▶ **Exercise directions**
Below is some material; set it all down exactly, apart from the pictures.

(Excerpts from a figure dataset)
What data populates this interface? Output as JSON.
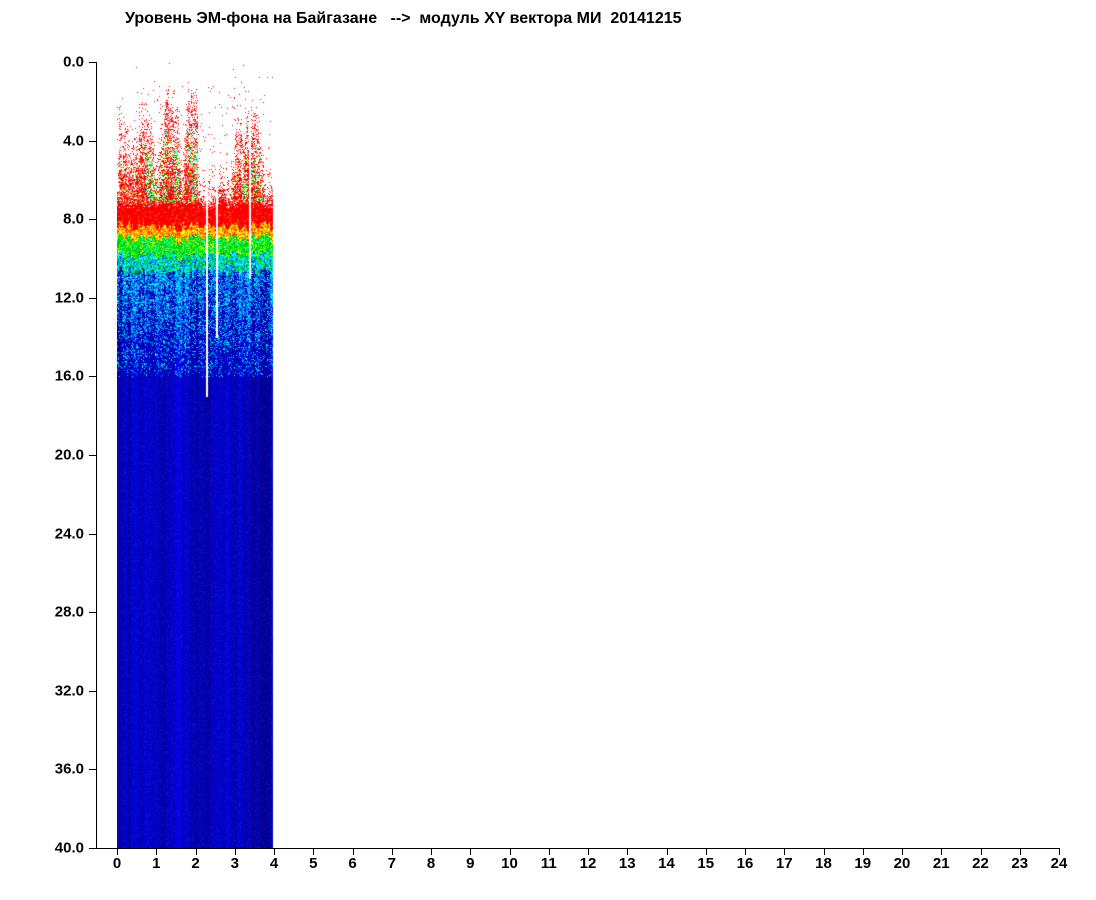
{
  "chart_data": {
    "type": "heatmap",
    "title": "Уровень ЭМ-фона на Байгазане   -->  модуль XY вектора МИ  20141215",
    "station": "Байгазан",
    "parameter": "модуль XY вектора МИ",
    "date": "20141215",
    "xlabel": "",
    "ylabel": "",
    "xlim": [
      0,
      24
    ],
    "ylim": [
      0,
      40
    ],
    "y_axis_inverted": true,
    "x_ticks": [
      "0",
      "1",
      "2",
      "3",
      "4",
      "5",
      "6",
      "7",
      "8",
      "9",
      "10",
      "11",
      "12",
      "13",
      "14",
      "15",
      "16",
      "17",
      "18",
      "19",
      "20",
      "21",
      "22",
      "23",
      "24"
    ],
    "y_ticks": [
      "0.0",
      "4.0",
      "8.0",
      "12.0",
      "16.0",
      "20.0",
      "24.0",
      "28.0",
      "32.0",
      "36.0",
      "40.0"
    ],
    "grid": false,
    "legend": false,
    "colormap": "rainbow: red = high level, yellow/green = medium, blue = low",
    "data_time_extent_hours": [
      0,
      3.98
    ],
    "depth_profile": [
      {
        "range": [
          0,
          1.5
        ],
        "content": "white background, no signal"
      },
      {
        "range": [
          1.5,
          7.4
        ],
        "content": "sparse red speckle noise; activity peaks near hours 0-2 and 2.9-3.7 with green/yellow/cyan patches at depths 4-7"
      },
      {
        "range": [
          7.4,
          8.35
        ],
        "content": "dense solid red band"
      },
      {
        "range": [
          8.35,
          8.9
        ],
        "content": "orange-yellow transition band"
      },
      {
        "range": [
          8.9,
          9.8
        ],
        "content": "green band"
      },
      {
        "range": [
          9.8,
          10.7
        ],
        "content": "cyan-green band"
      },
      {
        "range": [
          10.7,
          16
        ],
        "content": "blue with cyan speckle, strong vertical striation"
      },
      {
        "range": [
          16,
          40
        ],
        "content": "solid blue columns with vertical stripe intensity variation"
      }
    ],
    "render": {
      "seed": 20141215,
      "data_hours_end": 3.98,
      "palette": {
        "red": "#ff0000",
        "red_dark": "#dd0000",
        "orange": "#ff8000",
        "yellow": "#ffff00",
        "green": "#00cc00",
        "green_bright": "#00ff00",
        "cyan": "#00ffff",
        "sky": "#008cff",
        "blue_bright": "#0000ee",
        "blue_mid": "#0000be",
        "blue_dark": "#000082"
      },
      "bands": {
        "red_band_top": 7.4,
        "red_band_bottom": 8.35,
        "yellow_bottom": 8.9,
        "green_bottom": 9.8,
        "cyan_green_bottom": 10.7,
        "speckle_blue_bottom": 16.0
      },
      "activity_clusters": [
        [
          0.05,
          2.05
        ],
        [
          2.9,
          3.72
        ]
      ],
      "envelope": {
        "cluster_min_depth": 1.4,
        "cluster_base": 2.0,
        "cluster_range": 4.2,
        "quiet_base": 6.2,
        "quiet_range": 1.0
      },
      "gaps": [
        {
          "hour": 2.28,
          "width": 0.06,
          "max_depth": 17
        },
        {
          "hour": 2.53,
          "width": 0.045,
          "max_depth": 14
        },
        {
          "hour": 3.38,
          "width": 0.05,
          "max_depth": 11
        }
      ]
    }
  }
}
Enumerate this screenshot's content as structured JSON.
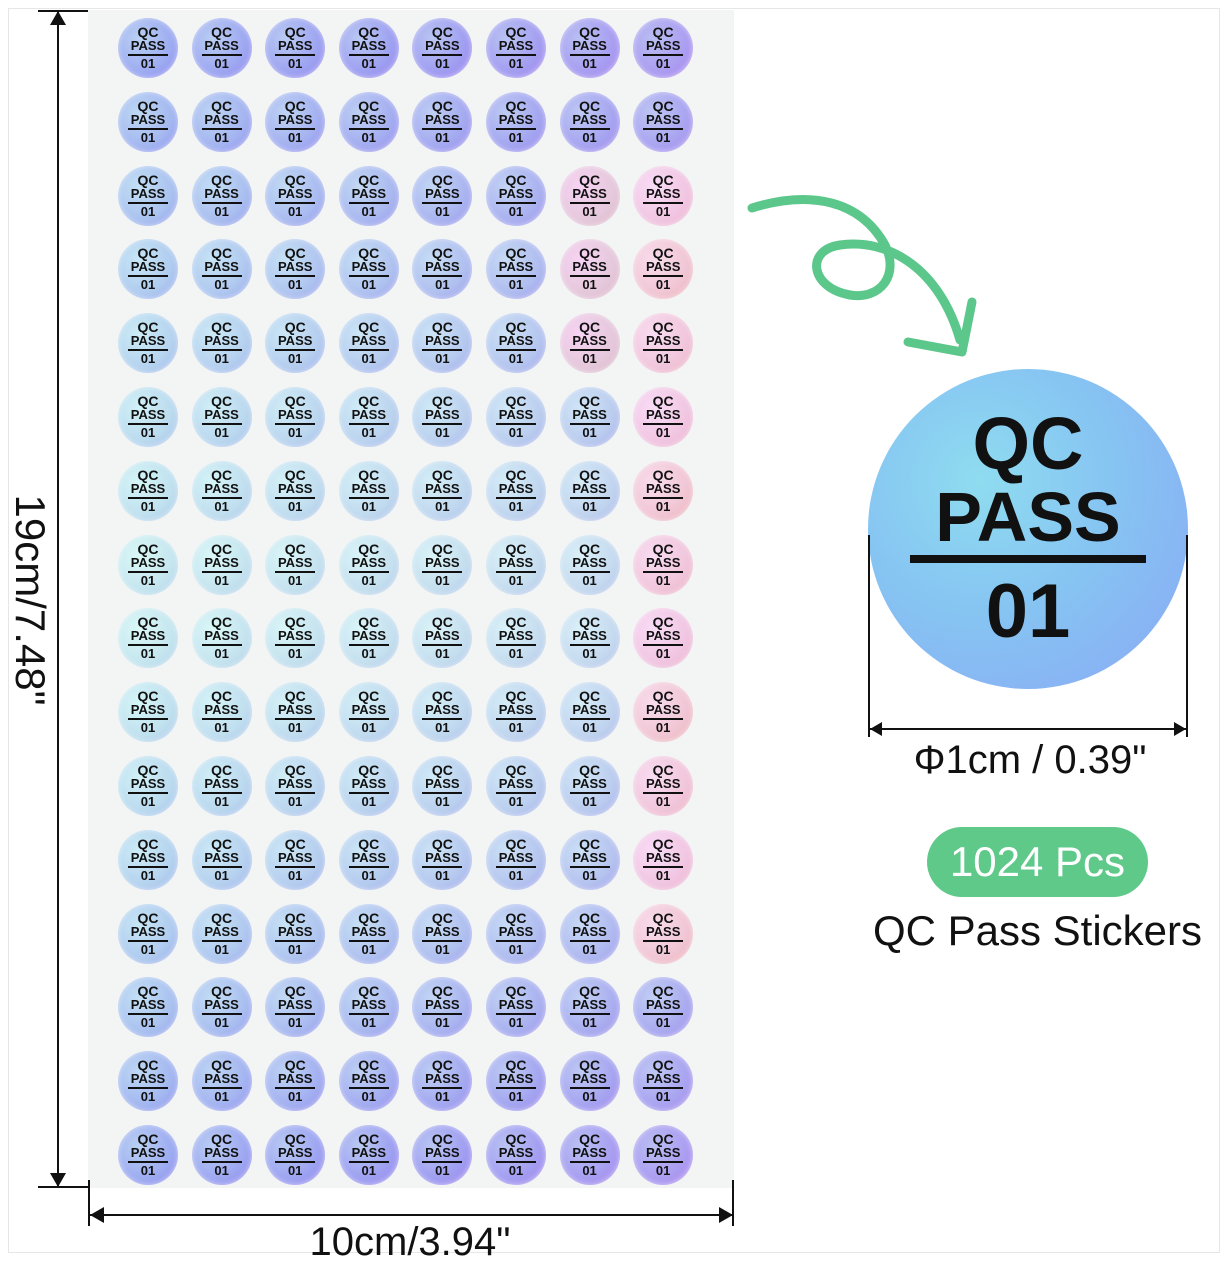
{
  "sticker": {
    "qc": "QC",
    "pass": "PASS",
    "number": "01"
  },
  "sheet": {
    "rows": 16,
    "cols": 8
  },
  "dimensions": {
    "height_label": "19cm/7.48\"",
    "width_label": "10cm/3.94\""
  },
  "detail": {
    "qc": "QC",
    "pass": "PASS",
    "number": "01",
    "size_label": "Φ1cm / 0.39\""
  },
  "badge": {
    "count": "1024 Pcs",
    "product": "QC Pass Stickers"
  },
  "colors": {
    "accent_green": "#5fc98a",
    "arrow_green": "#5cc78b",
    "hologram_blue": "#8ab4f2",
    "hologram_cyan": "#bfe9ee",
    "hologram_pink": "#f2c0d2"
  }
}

▶ **Solution below**
What data populates this interface? Output as JSON.
{
  "chart_data": {
    "type": "heatmap",
    "title": "Уровень ЭМ-фона на Байгазане   -->  модуль XY вектора МИ  20141215",
    "station": "Байгазан",
    "parameter": "модуль XY вектора МИ",
    "date": "20141215",
    "xlabel": "",
    "ylabel": "",
    "xlim": [
      0,
      24
    ],
    "ylim": [
      0,
      40
    ],
    "y_axis_inverted": true,
    "x_ticks": [
      "0",
      "1",
      "2",
      "3",
      "4",
      "5",
      "6",
      "7",
      "8",
      "9",
      "10",
      "11",
      "12",
      "13",
      "14",
      "15",
      "16",
      "17",
      "18",
      "19",
      "20",
      "21",
      "22",
      "23",
      "24"
    ],
    "y_ticks": [
      "0.0",
      "4.0",
      "8.0",
      "12.0",
      "16.0",
      "20.0",
      "24.0",
      "28.0",
      "32.0",
      "36.0",
      "40.0"
    ],
    "grid": false,
    "legend": false,
    "colormap": "rainbow: red = high level, yellow/green = medium, blue = low",
    "data_time_extent_hours": [
      0,
      3.98
    ],
    "depth_profile": [
      {
        "range": [
          0,
          1.5
        ],
        "content": "white background, no signal"
      },
      {
        "range": [
          1.5,
          7.4
        ],
        "content": "sparse red speckle noise; activity peaks near hours 0-2 and 2.9-3.7 with green/yellow/cyan patches at depths 4-7"
      },
      {
        "range": [
          7.4,
          8.35
        ],
        "content": "dense solid red band"
      },
      {
        "range": [
          8.35,
          8.9
        ],
        "content": "orange-yellow transition band"
      },
      {
        "range": [
          8.9,
          9.8
        ],
        "content": "green band"
      },
      {
        "range": [
          9.8,
          10.7
        ],
        "content": "cyan-green band"
      },
      {
        "range": [
          10.7,
          16
        ],
        "content": "blue with cyan speckle, strong vertical striation"
      },
      {
        "range": [
          16,
          40
        ],
        "content": "solid blue columns with vertical stripe intensity variation"
      }
    ],
    "render": {
      "seed": 20141215,
      "data_hours_end": 3.98,
      "palette": {
        "red": "#ff0000",
        "red_dark": "#dd0000",
        "orange": "#ff8000",
        "yellow": "#ffff00",
        "green": "#00cc00",
        "green_bright": "#00ff00",
        "cyan": "#00ffff",
        "sky": "#008cff",
        "blue_bright": "#0000ee",
        "blue_mid": "#0000be",
        "blue_dark": "#000082"
      },
      "bands": {
        "red_band_top": 7.4,
        "red_band_bottom": 8.35,
        "yellow_bottom": 8.9,
        "green_bottom": 9.8,
        "cyan_green_bottom": 10.7,
        "speckle_blue_bottom": 16.0
      },
      "activity_clusters": [
        [
          0.05,
          2.05
        ],
        [
          2.9,
          3.72
        ]
      ],
      "envelope": {
        "cluster_min_depth": 1.4,
        "cluster_base": 2.0,
        "cluster_range": 4.2,
        "quiet_base": 6.2,
        "quiet_range": 1.0
      },
      "gaps": [
        {
          "hour": 2.28,
          "width": 0.06,
          "max_depth": 17
        },
        {
          "hour": 2.53,
          "width": 0.045,
          "max_depth": 14
        },
        {
          "hour": 3.38,
          "width": 0.05,
          "max_depth": 11
        }
      ]
    }
  }
}
Enumerate this screenshot's content as structured JSON.
{
  "sticker": {
    "qc": "QC",
    "pass": "PASS",
    "number": "01"
  },
  "sheet": {
    "rows": 16,
    "cols": 8
  },
  "dimensions": {
    "height_label": "19cm/7.48\"",
    "width_label": "10cm/3.94\""
  },
  "detail": {
    "qc": "QC",
    "pass": "PASS",
    "number": "01",
    "size_label": "Φ1cm / 0.39\""
  },
  "badge": {
    "count": "1024 Pcs",
    "product": "QC Pass Stickers"
  },
  "colors": {
    "accent_green": "#5fc98a",
    "arrow_green": "#5cc78b",
    "hologram_blue": "#8ab4f2",
    "hologram_cyan": "#bfe9ee",
    "hologram_pink": "#f2c0d2"
  }
}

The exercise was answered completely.